>> BEGIN Dataset content

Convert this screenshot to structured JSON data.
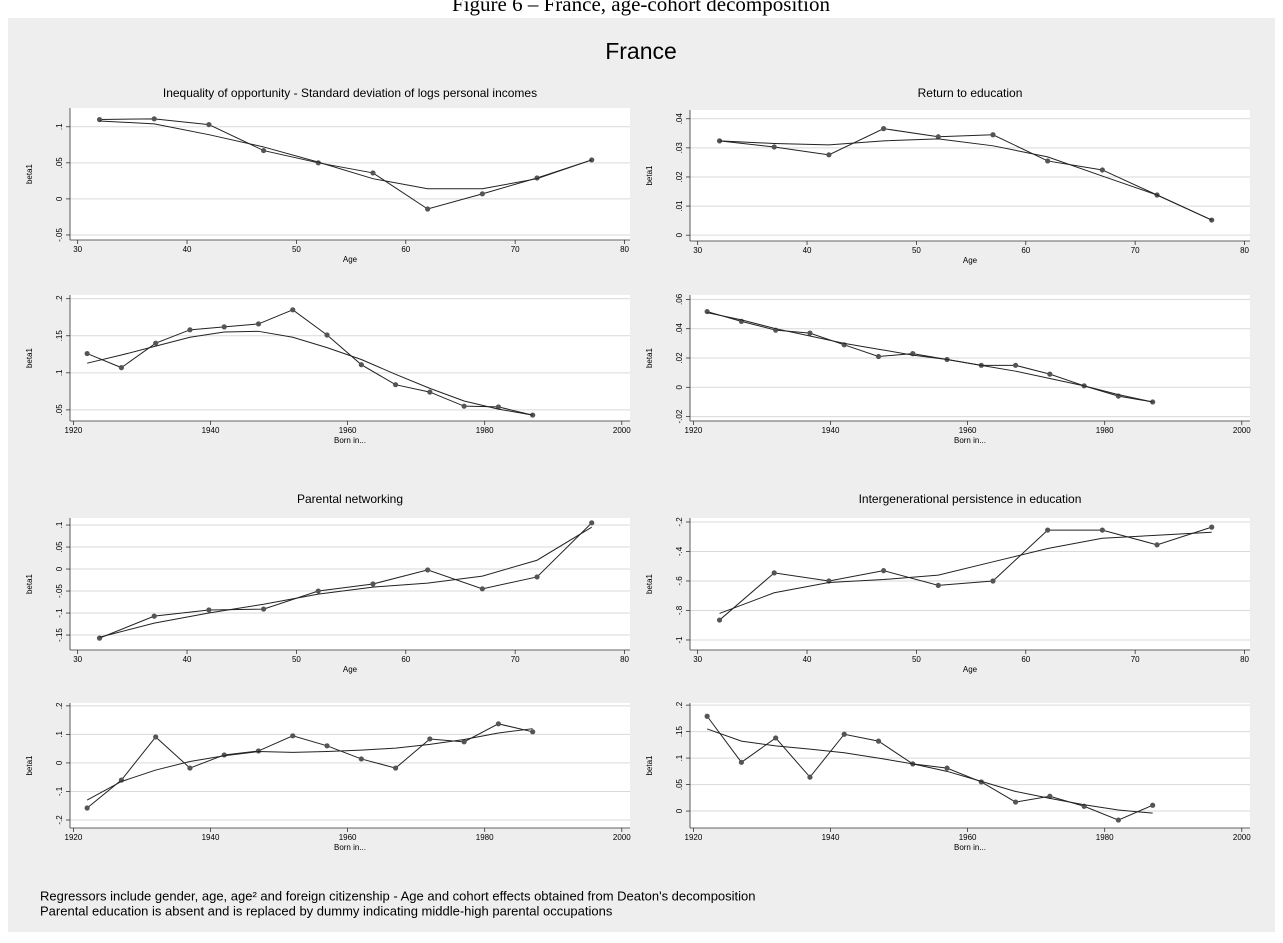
{
  "figure_caption": "Figure 6 – France, age-cohort decomposition",
  "title": "France",
  "notes": [
    "Regressors include gender, age, age² and foreign citizenship - Age and cohort effects obtained from Deaton's decomposition",
    "Parental education is absent and is replaced by dummy indicating middle-high parental occupations"
  ],
  "chart_data": [
    {
      "type": "line",
      "title": "Inequality of opportunity - Standard deviation of logs personal incomes",
      "ylabel": "beta1",
      "xlabel": "Age",
      "x": [
        32,
        37,
        42,
        47,
        52,
        57,
        62,
        67,
        72,
        77
      ],
      "xlim": [
        29.3,
        80.5
      ],
      "xticks": [
        30,
        40,
        50,
        60,
        70,
        80
      ],
      "ylim": [
        -0.057,
        0.126
      ],
      "yticks": [
        {
          "value": -0.05,
          "label": "-.05"
        },
        0,
        {
          "value": 0.05,
          "label": ".05"
        },
        {
          "value": 0.1,
          "label": ".1"
        }
      ],
      "grid": true,
      "series": [
        {
          "color": "#222222",
          "markers": true,
          "values": [
            0.11,
            0.111,
            0.103,
            0.067,
            0.05,
            0.036,
            -0.014,
            0.007,
            0.029,
            0.054
          ]
        },
        {
          "color": "#222222",
          "markers": false,
          "values": [
            0.108,
            0.104,
            0.089,
            0.072,
            0.051,
            0.028,
            0.014,
            0.014,
            0.028,
            0.054
          ]
        }
      ]
    },
    {
      "type": "line",
      "ylabel": "beta1",
      "xlabel": "Born in...",
      "x": [
        1922,
        1927,
        1932,
        1937,
        1942,
        1947,
        1952,
        1957,
        1962,
        1967,
        1972,
        1977,
        1982,
        1987
      ],
      "xlim": [
        1919.5,
        2001.2
      ],
      "xticks": [
        1920,
        1940,
        1960,
        1980,
        2000
      ],
      "ylim": [
        0.035,
        0.205
      ],
      "yticks": [
        {
          "value": 0.05,
          "label": ".05"
        },
        {
          "value": 0.1,
          "label": ".1"
        },
        {
          "value": 0.15,
          "label": ".15"
        },
        {
          "value": 0.2,
          "label": ".2"
        }
      ],
      "grid": true,
      "series": [
        {
          "color": "#222222",
          "markers": true,
          "values": [
            0.126,
            0.107,
            0.14,
            0.158,
            0.162,
            0.166,
            0.185,
            0.151,
            0.111,
            0.084,
            0.074,
            0.055,
            0.054,
            0.043
          ]
        },
        {
          "color": "#222222",
          "markers": false,
          "values": [
            0.113,
            0.124,
            0.136,
            0.148,
            0.155,
            0.156,
            0.148,
            0.134,
            0.118,
            0.098,
            0.079,
            0.062,
            0.051,
            0.043
          ]
        }
      ]
    },
    {
      "type": "line",
      "title": "Return to education",
      "ylabel": "beta1",
      "xlabel": "Age",
      "x": [
        32,
        37,
        42,
        47,
        52,
        57,
        62,
        67,
        72,
        77
      ],
      "xlim": [
        29.3,
        80.5
      ],
      "xticks": [
        30,
        40,
        50,
        60,
        70,
        80
      ],
      "ylim": [
        -0.002,
        0.043
      ],
      "yticks": [
        0,
        {
          "value": 0.01,
          "label": ".01"
        },
        {
          "value": 0.02,
          "label": ".02"
        },
        {
          "value": 0.03,
          "label": ".03"
        },
        {
          "value": 0.04,
          "label": ".04"
        }
      ],
      "grid": true,
      "series": [
        {
          "color": "#222222",
          "markers": true,
          "values": [
            0.0324,
            0.0303,
            0.0276,
            0.0366,
            0.0338,
            0.0345,
            0.0255,
            0.0224,
            0.0138,
            0.0052
          ]
        },
        {
          "color": "#222222",
          "markers": false,
          "values": [
            0.0324,
            0.0315,
            0.031,
            0.0324,
            0.0331,
            0.0307,
            0.0269,
            0.0203,
            0.0138,
            0.0052
          ]
        }
      ]
    },
    {
      "type": "line",
      "ylabel": "beta1",
      "xlabel": "Born in...",
      "x": [
        1922,
        1927,
        1932,
        1937,
        1942,
        1947,
        1952,
        1957,
        1962,
        1967,
        1972,
        1977,
        1982,
        1987
      ],
      "xlim": [
        1919.5,
        2001.2
      ],
      "xticks": [
        1920,
        1940,
        1960,
        1980,
        2000
      ],
      "ylim": [
        -0.023,
        0.063
      ],
      "yticks": [
        {
          "value": -0.02,
          "label": "-.02"
        },
        0,
        {
          "value": 0.02,
          "label": ".02"
        },
        {
          "value": 0.04,
          "label": ".04"
        },
        {
          "value": 0.06,
          "label": ".06"
        }
      ],
      "grid": true,
      "series": [
        {
          "color": "#222222",
          "markers": true,
          "values": [
            0.0517,
            0.045,
            0.039,
            0.037,
            0.029,
            0.021,
            0.023,
            0.019,
            0.015,
            0.015,
            0.009,
            0.001,
            -0.006,
            -0.01
          ]
        },
        {
          "color": "#222222",
          "markers": false,
          "values": [
            0.051,
            0.046,
            0.04,
            0.035,
            0.03,
            0.026,
            0.022,
            0.019,
            0.015,
            0.011,
            0.006,
            0.001,
            -0.005,
            -0.01
          ]
        }
      ]
    },
    {
      "type": "line",
      "title": "Parental networking",
      "ylabel": "beta1",
      "xlabel": "Age",
      "x": [
        32,
        37,
        42,
        47,
        52,
        57,
        62,
        67,
        72,
        77
      ],
      "xlim": [
        29.3,
        80.5
      ],
      "xticks": [
        30,
        40,
        50,
        60,
        70,
        80
      ],
      "ylim": [
        -0.184,
        0.116
      ],
      "yticks": [
        {
          "value": -0.15,
          "label": "-.15"
        },
        {
          "value": -0.1,
          "label": "-.1"
        },
        {
          "value": -0.05,
          "label": "-.05"
        },
        0,
        {
          "value": 0.05,
          "label": ".05"
        },
        {
          "value": 0.1,
          "label": ".1"
        }
      ],
      "grid": true,
      "series": [
        {
          "color": "#222222",
          "markers": true,
          "values": [
            -0.157,
            -0.107,
            -0.093,
            -0.091,
            -0.05,
            -0.034,
            -0.002,
            -0.045,
            -0.018,
            0.105
          ]
        },
        {
          "color": "#222222",
          "markers": false,
          "values": [
            -0.155,
            -0.123,
            -0.1,
            -0.08,
            -0.057,
            -0.041,
            -0.032,
            -0.016,
            0.02,
            0.095
          ]
        }
      ]
    },
    {
      "type": "line",
      "ylabel": "beta1",
      "xlabel": "Born in...",
      "x": [
        1922,
        1927,
        1932,
        1937,
        1942,
        1947,
        1952,
        1957,
        1962,
        1967,
        1972,
        1977,
        1982,
        1987
      ],
      "xlim": [
        1919.5,
        2001.2
      ],
      "xticks": [
        1920,
        1940,
        1960,
        1980,
        2000
      ],
      "ylim": [
        -0.228,
        0.21
      ],
      "yticks": [
        {
          "value": -0.2,
          "label": "-.2"
        },
        {
          "value": -0.1,
          "label": "-.1"
        },
        0,
        {
          "value": 0.1,
          "label": ".1"
        },
        {
          "value": 0.2,
          "label": ".2"
        }
      ],
      "grid": true,
      "series": [
        {
          "color": "#222222",
          "markers": true,
          "values": [
            -0.158,
            -0.06,
            0.091,
            -0.018,
            0.028,
            0.042,
            0.095,
            0.06,
            0.014,
            -0.018,
            0.084,
            0.074,
            0.137,
            0.109
          ]
        },
        {
          "color": "#222222",
          "markers": false,
          "values": [
            -0.13,
            -0.065,
            -0.025,
            0.005,
            0.025,
            0.04,
            0.037,
            0.04,
            0.045,
            0.052,
            0.065,
            0.082,
            0.105,
            0.12
          ]
        }
      ]
    },
    {
      "type": "line",
      "title": "Intergenerational persistence in education",
      "ylabel": "beta1",
      "xlabel": "Age",
      "x": [
        32,
        37,
        42,
        47,
        52,
        57,
        62,
        67,
        72,
        77
      ],
      "xlim": [
        29.3,
        80.5
      ],
      "xticks": [
        30,
        40,
        50,
        60,
        70,
        80
      ],
      "ylim": [
        -1.068,
        -0.173
      ],
      "yticks": [
        -1,
        {
          "value": -0.8,
          "label": "-.8"
        },
        {
          "value": -0.6,
          "label": "-.6"
        },
        {
          "value": -0.4,
          "label": "-.4"
        },
        {
          "value": -0.2,
          "label": "-.2"
        }
      ],
      "grid": true,
      "series": [
        {
          "color": "#222222",
          "markers": true,
          "values": [
            -0.865,
            -0.545,
            -0.6,
            -0.53,
            -0.63,
            -0.6,
            -0.255,
            -0.255,
            -0.355,
            -0.235
          ]
        },
        {
          "color": "#222222",
          "markers": false,
          "values": [
            -0.82,
            -0.68,
            -0.61,
            -0.59,
            -0.56,
            -0.47,
            -0.38,
            -0.31,
            -0.29,
            -0.27
          ]
        }
      ]
    },
    {
      "type": "line",
      "ylabel": "beta1",
      "xlabel": "Born in...",
      "x": [
        1922,
        1927,
        1932,
        1937,
        1942,
        1947,
        1952,
        1957,
        1962,
        1967,
        1972,
        1977,
        1982,
        1987
      ],
      "xlim": [
        1919.5,
        2001.2
      ],
      "xticks": [
        1920,
        1940,
        1960,
        1980,
        2000
      ],
      "ylim": [
        -0.032,
        0.204
      ],
      "yticks": [
        0,
        {
          "value": 0.05,
          "label": ".05"
        },
        {
          "value": 0.1,
          "label": ".1"
        },
        {
          "value": 0.15,
          "label": ".15"
        },
        {
          "value": 0.2,
          "label": ".2"
        }
      ],
      "grid": true,
      "series": [
        {
          "color": "#222222",
          "markers": true,
          "values": [
            0.179,
            0.092,
            0.138,
            0.064,
            0.145,
            0.132,
            0.089,
            0.081,
            0.055,
            0.017,
            0.028,
            0.009,
            -0.017,
            0.011
          ]
        },
        {
          "color": "#222222",
          "markers": false,
          "values": [
            0.155,
            0.132,
            0.123,
            0.117,
            0.11,
            0.1,
            0.089,
            0.075,
            0.056,
            0.037,
            0.024,
            0.012,
            0.002,
            -0.004
          ]
        }
      ]
    }
  ]
}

>> END Dataset content

Exercise brief: Pick out lines containing the word "title", each one as written.

The output:
  "title": "France",
      "title": "Inequality of opportunity - Standard deviation of logs personal incomes",
      "title": "Return to education",
      "title": "Parental networking",
      "title": "Intergenerational persistence in education",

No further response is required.